Consigne a.
Répondez à ces questions sur l'extrait :
(i) En quel mois et quelle année a lieu la visite imaginaire ?
(ii) Qui a poli les lentilles du microscope ?
(iii) Quelle déesse a attrapé le petit Achille ?
══ Extrait ══
Le fragment tokarczukien relate une visite imaginaire rendu en novembre 1689 par un certain Willem Van Horsen à son maître Philip Verheyen, alors recteur de l'université de Louvain. Dans un coin de l'atelier se tient l'objet de convoitise d'un grand nombre de gens, un microscope d'excellente qualité dont les lentilles ont été polies par Baruch Spinoza lui-même, "et qui permet à Philippe Verheyen d'observer les faisceaux de vaisseaux sanguins." Mais ce n'est pas l'attraction du jour, non, ce que le maître montre alors à son élève n'est autre que le tendon d'Achille, Chorda Achillis, qu'il a mis en évidence en disséquant son membre amputé.

"Tendon d'Achille - le nom plus que l'attache elle-même frappe l'esprit du jeune Van Horssen. Car il est poète et plutôt que de faire des études de médecine, il aurait préféré écrire des vers. Un nom avait le pouvoir de susciter dans son esprit des images fabuleuses, comme s'il contemplait les toiles des maîtres italiens peuplées de dieux et de nymphes bien en chair. Pouvait-on mieux nommer cette partie du corps par laquelle la déesse Thétis attrapa le petit Achille, avant de le plonger dans les "eaux du Styx" afin de le rendre immortel ?" (p. 254)
═══
══ Données ══
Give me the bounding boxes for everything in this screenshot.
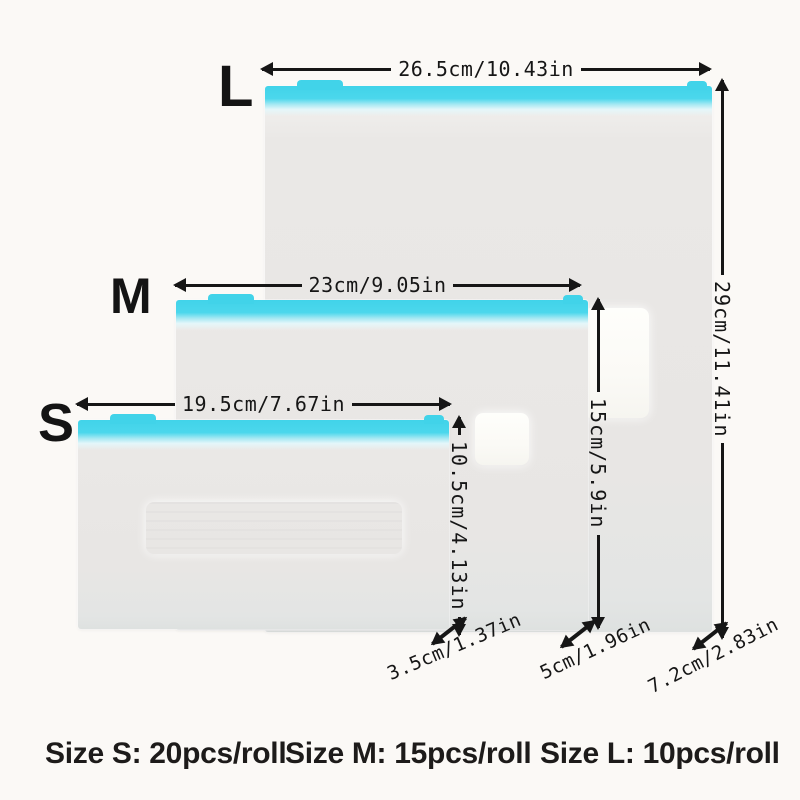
size-letter-m: M: [110, 271, 151, 321]
dim-width-s: 19.5cm/7.67in: [77, 392, 450, 416]
zipper-slider-icon: [297, 80, 343, 90]
dim-height-s: 10.5cm/4.13in: [445, 417, 473, 628]
arrow-left-icon: [175, 284, 302, 287]
dim-width-s-value: 19.5cm/7.67in: [175, 392, 352, 416]
zipper-bar-m: [176, 300, 588, 330]
bag-label-patch-m: [475, 413, 529, 465]
bag-size-s: [78, 420, 449, 629]
arrow-right-icon: [581, 68, 710, 71]
zipper-bar-l: [265, 86, 712, 116]
zipper-end-tab: [687, 81, 707, 90]
dim-height-l: 29cm/11.41in: [708, 80, 736, 638]
dim-height-s-value: 10.5cm/4.13in: [447, 435, 471, 617]
footer-size-m-pcs: Size M: 15pcs/roll: [285, 737, 531, 771]
dim-width-m: 23cm/9.05in: [175, 273, 580, 297]
arrow-right-icon: [352, 403, 450, 406]
dim-width-m-value: 23cm/9.05in: [302, 273, 454, 297]
zipper-end-tab: [424, 415, 444, 424]
zipper-bar-s: [78, 420, 449, 450]
dim-height-m: 15cm/5.9in: [584, 299, 612, 628]
arrow-down-icon: [721, 443, 724, 638]
dim-width-l: 26.5cm/10.43in: [262, 57, 710, 81]
arrow-right-icon: [453, 284, 580, 287]
arrow-left-icon: [262, 68, 391, 71]
arrow-left-icon: [77, 403, 175, 406]
arrow-up-icon: [597, 299, 600, 392]
size-letter-s: S: [38, 396, 73, 450]
bag-label-patch-s: [146, 502, 402, 554]
dim-height-l-value: 29cm/11.41in: [710, 275, 734, 444]
arrow-up-icon: [458, 417, 461, 435]
footer-size-s-pcs: Size S: 20pcs/roll: [45, 737, 286, 771]
footer-size-l-pcs: Size L: 10pcs/roll: [540, 737, 780, 771]
size-letter-l: L: [218, 58, 252, 116]
dim-height-m-value: 15cm/5.9in: [586, 392, 610, 534]
arrow-up-icon: [721, 80, 724, 275]
arrow-down-icon: [597, 535, 600, 628]
dim-width-l-value: 26.5cm/10.43in: [391, 57, 581, 81]
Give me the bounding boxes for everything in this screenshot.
═══
Consigne b. Dans les lignes de données, prenez la partie qui commence par la ligne contenant « size-letter-m: M: [110, 271, 151, 321] » et finit par celle contenant « bag-size-s: [78, 420, 449, 629] ». Renommez « zipper » en « zip » et réécrivez seulement ces lignes, sans rien changer d'autre.

Réponse a.
(i) En novembre 1689.
(ii) Baruch Spinoza.
(iii) Thétis.

Réponse b.
size-letter-m: M: [110, 271, 151, 321]
dim-width-s: 19.5cm/7.67in: [77, 392, 450, 416]
zip-slider-icon: [297, 80, 343, 90]
dim-height-s: 10.5cm/4.13in: [445, 417, 473, 628]
arrow-left-icon: [175, 284, 302, 287]
dim-width-s-value: 19.5cm/7.67in: [175, 392, 352, 416]
zip-bar-m: [176, 300, 588, 330]
bag-label-patch-m: [475, 413, 529, 465]
bag-size-s: [78, 420, 449, 629]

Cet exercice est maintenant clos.